[Saved entries]

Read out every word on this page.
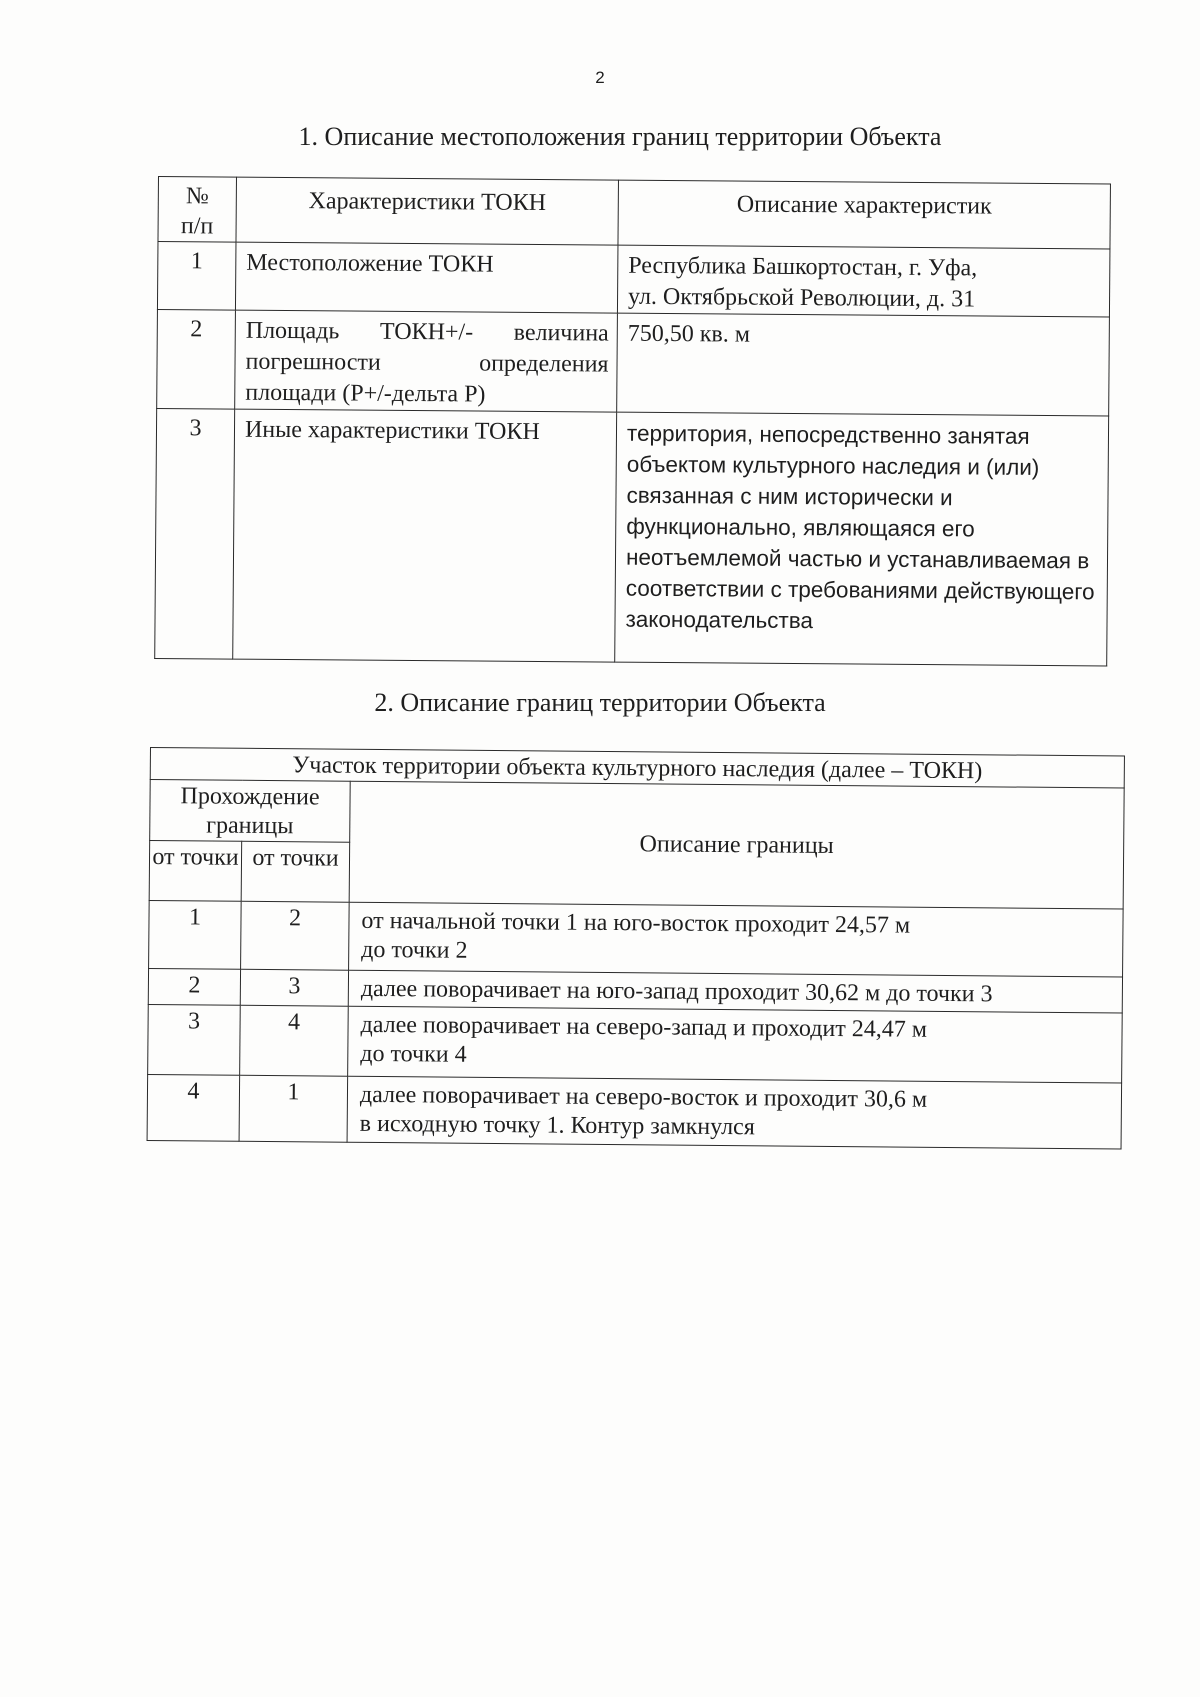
2
1. Описание местоположения границ территории Объекта
№
п/п	Характеристики ТОКН	Описание характеристик
1	Местоположение ТОКН	Республика Башкортостан, г. Уфа,
ул. Октябрьской Революции, д. 31
2	Площадь ТОКН+/- величина погрешности определения площади (Р+/-дельта Р)	750,50 кв. м
3	Иные характеристики ТОКН	территория, непосредственно занятая объектом культурного наследия и (или) связанная с ним исторически и функционально, являющаяся его неотъемлемой частью и устанавливаемая в соответствии с требованиями действующего законодательства
2. Описание границ территории Объекта
Участок территории объекта культурного наследия (далее – ТОКН)		
Прохождение границы		Описание границы
от точки	от точки	
1	2	от начальной точки 1 на юго-восток проходит 24,57 м
до точки 2
2	3	далее поворачивает на юго-запад проходит 30,62 м до точки 3
3	4	далее поворачивает на северо-запад и проходит 24,47 м
до точки 4
4	1	далее поворачивает на северо-восток и проходит 30,6 м
в исходную точку 1. Контур замкнулся
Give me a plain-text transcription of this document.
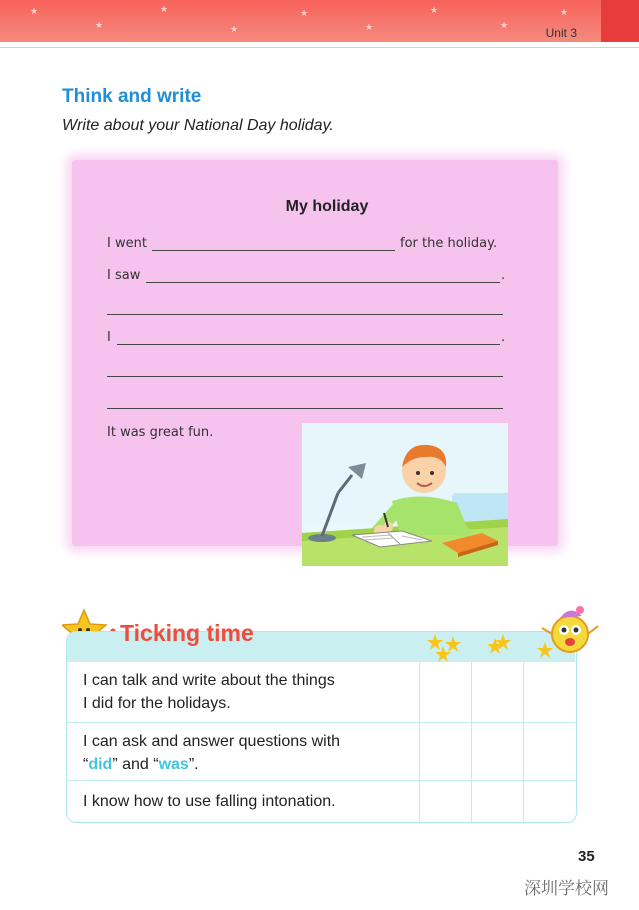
★
★
★
★
★
★
★
★
★
Unit 3
Think and write
Write about your National Day holiday.
My holiday
I went	for the holiday.
I saw	.
I	.
It was great fun.
I can talk and write about the things
I did for the holidays.
I can ask and answer questions with
“did” and “was”.
I know how to use falling intonation.
Ticking time
35
深圳学校网
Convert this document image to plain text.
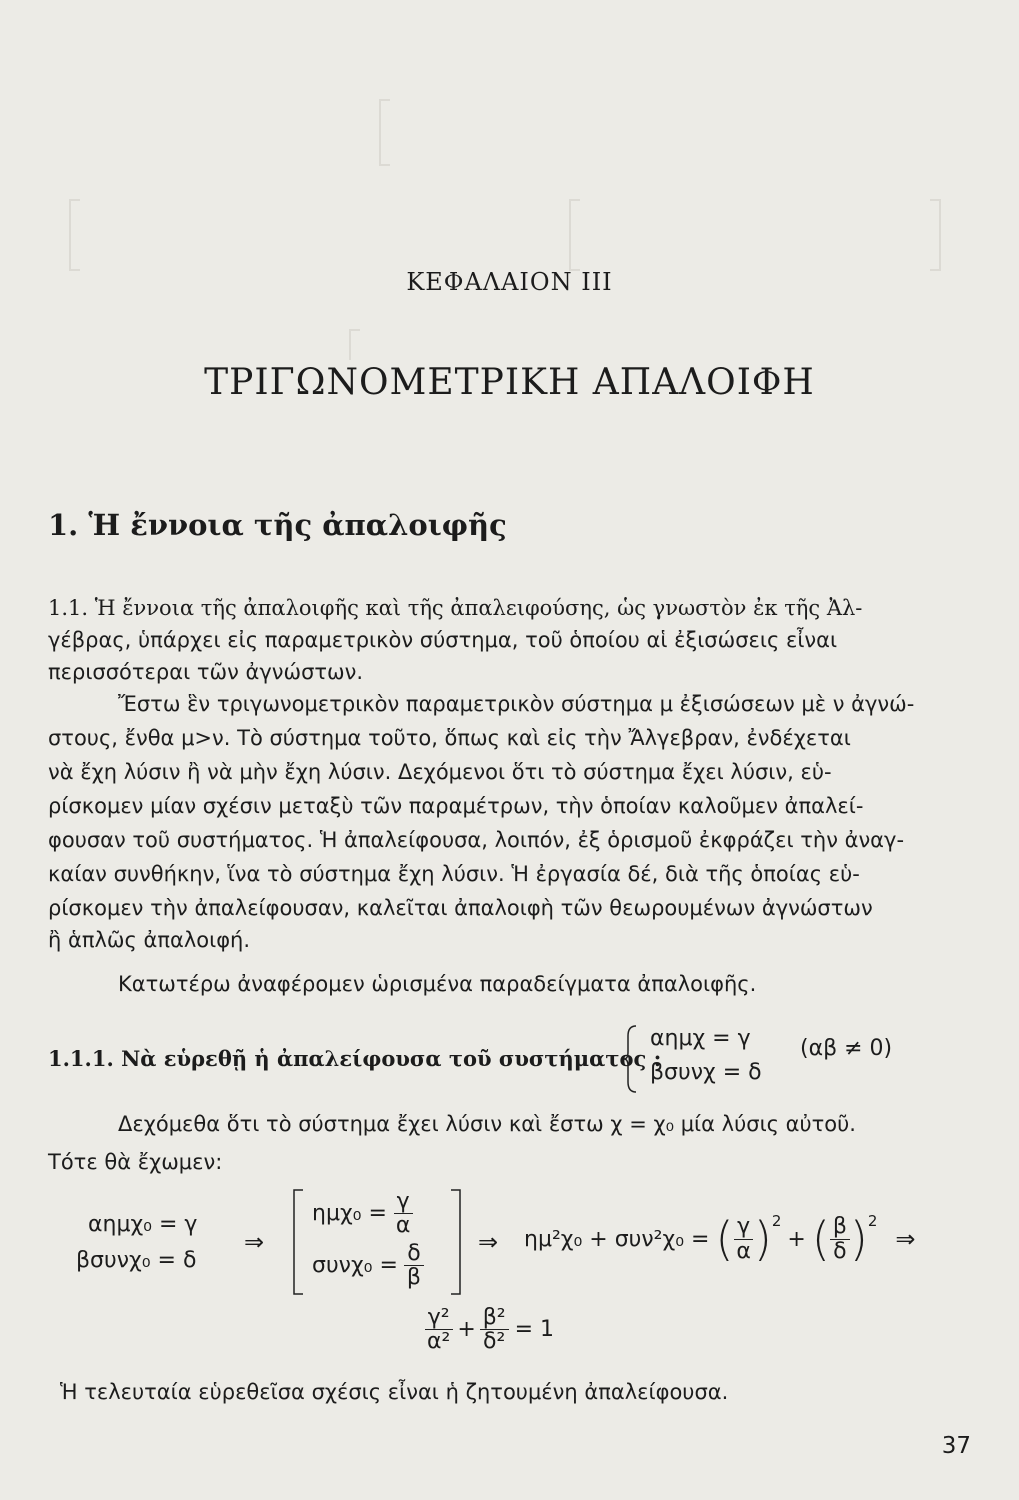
ΚΕΦΑΛΑΙΟΝ ΙΙΙ
ΤΡΙΓΩΝΟΜΕΤΡΙΚΗ ΑΠΑΛΟΙΦΗ
1. Ἡ ἔννοια τῆς ἀπαλοιφῆς
1.1. Ἡ ἔννοια τῆς ἀπαλοιφῆς καὶ τῆς ἀπαλειφούσης, ὡς γνωστὸν ἐκ τῆς Ἀλ-
γέβρας, ὑπάρχει εἰς παραμετρικὸν σύστημα, τοῦ ὁποίου αἱ ἐξισώσεις εἶναι
περισσότεραι τῶν ἀγνώστων.
Ἔστω ἓν τριγωνομετρικὸν παραμετρικὸν σύστημα μ ἐξισώσεων μὲ ν ἀγνώ-
στους, ἔνθα μ>ν. Τὸ σύστημα τοῦτο, ὅπως καὶ εἰς τὴν Ἄλγεβραν, ἐνδέχεται
νὰ ἔχη λύσιν ἢ νὰ μὴν ἔχη λύσιν. Δεχόμενοι ὅτι τὸ σύστημα ἔχει λύσιν, εὑ-
ρίσκομεν μίαν σχέσιν μεταξὺ τῶν παραμέτρων, τὴν ὁποίαν καλοῦμεν ἀπαλεί-
φουσαν τοῦ συστήματος. Ἡ ἀπαλείφουσα, λοιπόν, ἐξ ὁρισμοῦ ἐκφράζει τὴν ἀναγ-
καίαν συνθήκην, ἵνα τὸ σύστημα ἔχη λύσιν. Ἡ ἐργασία δέ, διὰ τῆς ὁποίας εὑ-
ρίσκομεν τὴν ἀπαλείφουσαν, καλεῖται ἀπαλοιφὴ τῶν θεωρουμένων ἀγνώστων
ἢ ἁπλῶς ἀπαλοιφή.
Κατωτέρω ἀναφέρομεν ὡρισμένα παραδείγματα ἀπαλοιφῆς.
1.1.1. Νὰ εὑρεθῇ ἡ ἀπαλείφουσα τοῦ συστήματος :
αημχ = γ
βσυνχ = δ
(αβ ≠ 0)
Δεχόμεθα ὅτι τὸ σύστημα ἔχει λύσιν καὶ ἔστω χ = χ₀ μία λύσις αὐτοῦ.
Τότε θὰ ἔχωμεν:
αημχ₀ = γ
βσυνχ₀ = δ
⇒
$\eta\mu\chi_0 = \frac{\gamma}{\alpha}$
$\sigma\upsilon\nu\chi_0 = \frac{\delta}{\beta}$ ⇒ ημ²χ₀ + συν²χ₀ = ( $\frac{\gamma}{\alpha} )^2$
+ ( $\frac{\beta}{\delta} )^2$
⇒
$\frac{\text{γ²}}{\text{α²}} + \frac{\text{β²}}{\text{δ²}} = 1$
Ἡ τελευταία εὑρεθεῖσα σχέσις εἶναι ἡ ζητουμένη ἀπαλείφουσα.
37
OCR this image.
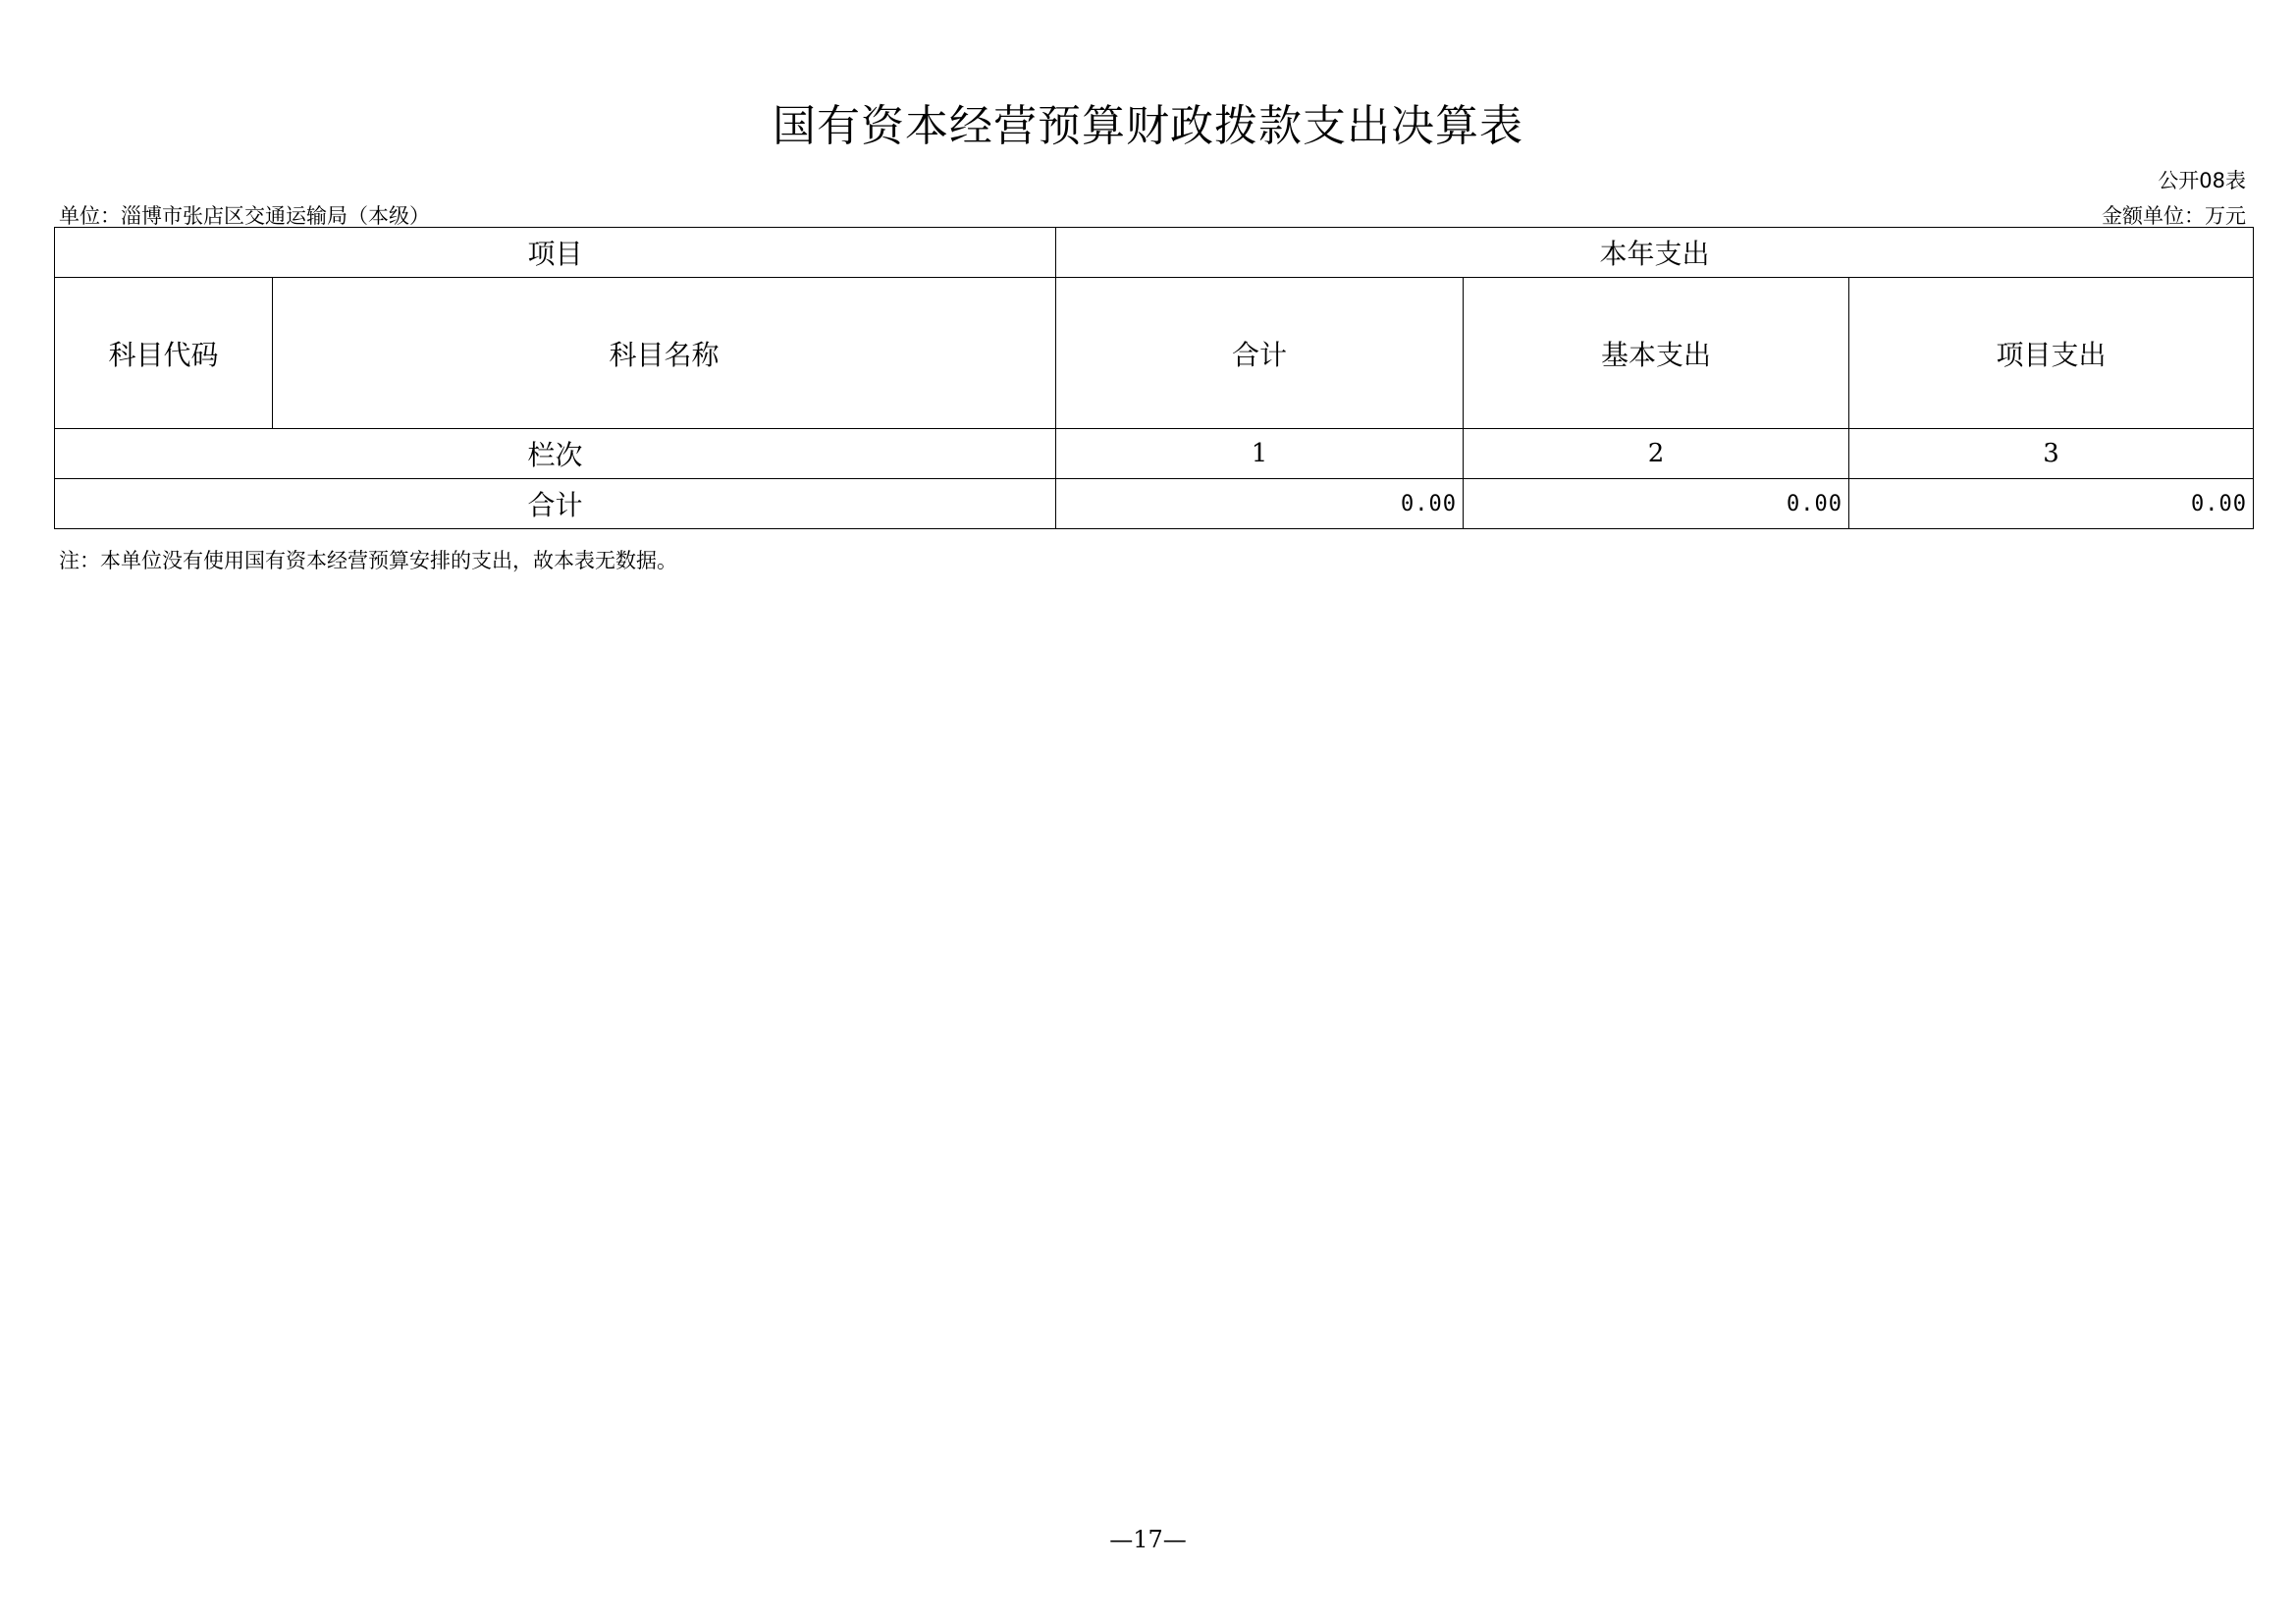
国有资本经营预算财政拨款支出决算表
公开08表
单位：淄博市张店区交通运输局（本级）	金额单位：万元
项目		本年支出		
科目代码	科目名称	合计	基本支出	项目支出
栏次		1	2	3
合计		0.00	0.00	0.00
注：本单位没有使用国有资本经营预算安排的支出，故本表无数据。
—17—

TASK TO COMPLETE. Filter the data, keeping only the lines that contain "ἔχει".

THE ANSWER.
νὰ ἔχη λύσιν ἢ νὰ μὴν ἔχη λύσιν. Δεχόμενοι ὅτι τὸ σύστημα ἔχει λύσιν, εὑ-
Δεχόμεθα ὅτι τὸ σύστημα ἔχει λύσιν καὶ ἔστω χ = χ₀ μία λύσις αὐτοῦ.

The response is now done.